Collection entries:

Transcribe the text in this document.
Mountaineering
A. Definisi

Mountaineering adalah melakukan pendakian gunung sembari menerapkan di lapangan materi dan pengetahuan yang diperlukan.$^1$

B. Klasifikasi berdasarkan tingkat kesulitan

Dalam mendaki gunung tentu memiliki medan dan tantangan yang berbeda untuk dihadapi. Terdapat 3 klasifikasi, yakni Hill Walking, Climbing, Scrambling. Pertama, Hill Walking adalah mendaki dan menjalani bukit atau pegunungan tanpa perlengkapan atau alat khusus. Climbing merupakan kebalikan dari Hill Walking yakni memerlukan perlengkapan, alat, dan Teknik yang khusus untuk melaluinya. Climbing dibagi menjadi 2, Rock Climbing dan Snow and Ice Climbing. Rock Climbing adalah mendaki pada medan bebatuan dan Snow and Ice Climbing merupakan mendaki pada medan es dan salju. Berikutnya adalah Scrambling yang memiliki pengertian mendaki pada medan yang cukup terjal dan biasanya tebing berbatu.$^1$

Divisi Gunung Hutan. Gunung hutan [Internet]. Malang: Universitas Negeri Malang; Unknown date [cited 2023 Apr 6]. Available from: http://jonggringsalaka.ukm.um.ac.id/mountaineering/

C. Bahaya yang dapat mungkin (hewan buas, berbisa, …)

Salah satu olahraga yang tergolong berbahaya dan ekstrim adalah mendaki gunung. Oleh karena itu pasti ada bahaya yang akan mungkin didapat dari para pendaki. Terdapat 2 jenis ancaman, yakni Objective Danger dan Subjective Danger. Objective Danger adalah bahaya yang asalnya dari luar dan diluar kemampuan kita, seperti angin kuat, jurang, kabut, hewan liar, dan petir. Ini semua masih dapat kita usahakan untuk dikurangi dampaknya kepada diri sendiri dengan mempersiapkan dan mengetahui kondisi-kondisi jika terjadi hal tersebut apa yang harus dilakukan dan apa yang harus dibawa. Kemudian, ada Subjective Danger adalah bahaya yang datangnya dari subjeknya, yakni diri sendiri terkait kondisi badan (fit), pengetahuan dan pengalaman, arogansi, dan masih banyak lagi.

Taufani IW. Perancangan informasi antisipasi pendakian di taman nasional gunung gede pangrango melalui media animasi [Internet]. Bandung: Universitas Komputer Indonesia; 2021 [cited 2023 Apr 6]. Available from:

-- GOAL --
Repeat each record in full; every line must match exactly.

-- EXERCISE SOLUTION --
Transcribe the text in this document.
Mountaineering
A. Definisi

Mountaineering adalah melakukan pendakian gunung sembari menerapkan di lapangan materi dan pengetahuan yang diperlukan.$^1$

B. Klasifikasi berdasarkan tingkat kesulitan

Dalam mendaki gunung tentu memiliki medan dan tantangan yang berbeda untuk dihadapi. Terdapat 3 klasifikasi, yakni Hill Walking, Climbing, Scrambling. Pertama, Hill Walking adalah mendaki dan menjalani bukit atau pegunungan tanpa perlengkapan atau alat khusus. Climbing merupakan kebalikan dari Hill Walking yakni memerlukan perlengkapan, alat, dan Teknik yang khusus untuk melaluinya. Climbing dibagi menjadi 2, Rock Climbing dan Snow and Ice Climbing. Rock Climbing adalah mendaki pada medan bebatuan dan Snow and Ice Climbing merupakan mendaki pada medan es dan salju. Berikutnya adalah Scrambling yang memiliki pengertian mendaki pada medan yang cukup terjal dan biasanya tebing berbatu.$^1$

Divisi Gunung Hutan. Gunung hutan [Internet]. Malang: Universitas Negeri Malang; Unknown date [cited 2023 Apr 6]. Available from: http://jonggringsalaka.ukm.um.ac.id/mountaineering/

C. Bahaya yang dapat mungkin (hewan buas, berbisa, …)

Salah satu olahraga yang tergolong berbahaya dan ekstrim adalah mendaki gunung. Oleh karena itu pasti ada bahaya yang akan mungkin didapat dari para pendaki. Terdapat 2 jenis ancaman, yakni Objective Danger dan Subjective Danger. Objective Danger adalah bahaya yang asalnya dari luar dan diluar kemampuan kita, seperti angin kuat, jurang, kabut, hewan liar, dan petir. Ini semua masih dapat kita usahakan untuk dikurangi dampaknya kepada diri sendiri dengan mempersiapkan dan mengetahui kondisi-kondisi jika terjadi hal tersebut apa yang harus dilakukan dan apa yang harus dibawa. Kemudian, ada Subjective Danger adalah bahaya yang datangnya dari subjeknya, yakni diri sendiri terkait kondisi badan (fit), pengetahuan dan pengalaman, arogansi, dan masih banyak lagi.

Taufani IW. Perancangan informasi antisipasi pendakian di taman nasional gunung gede pangrango melalui media animasi [Internet]. Bandung: Universitas Komputer Indonesia; 2021 [cited 2023 Apr 6]. Available from:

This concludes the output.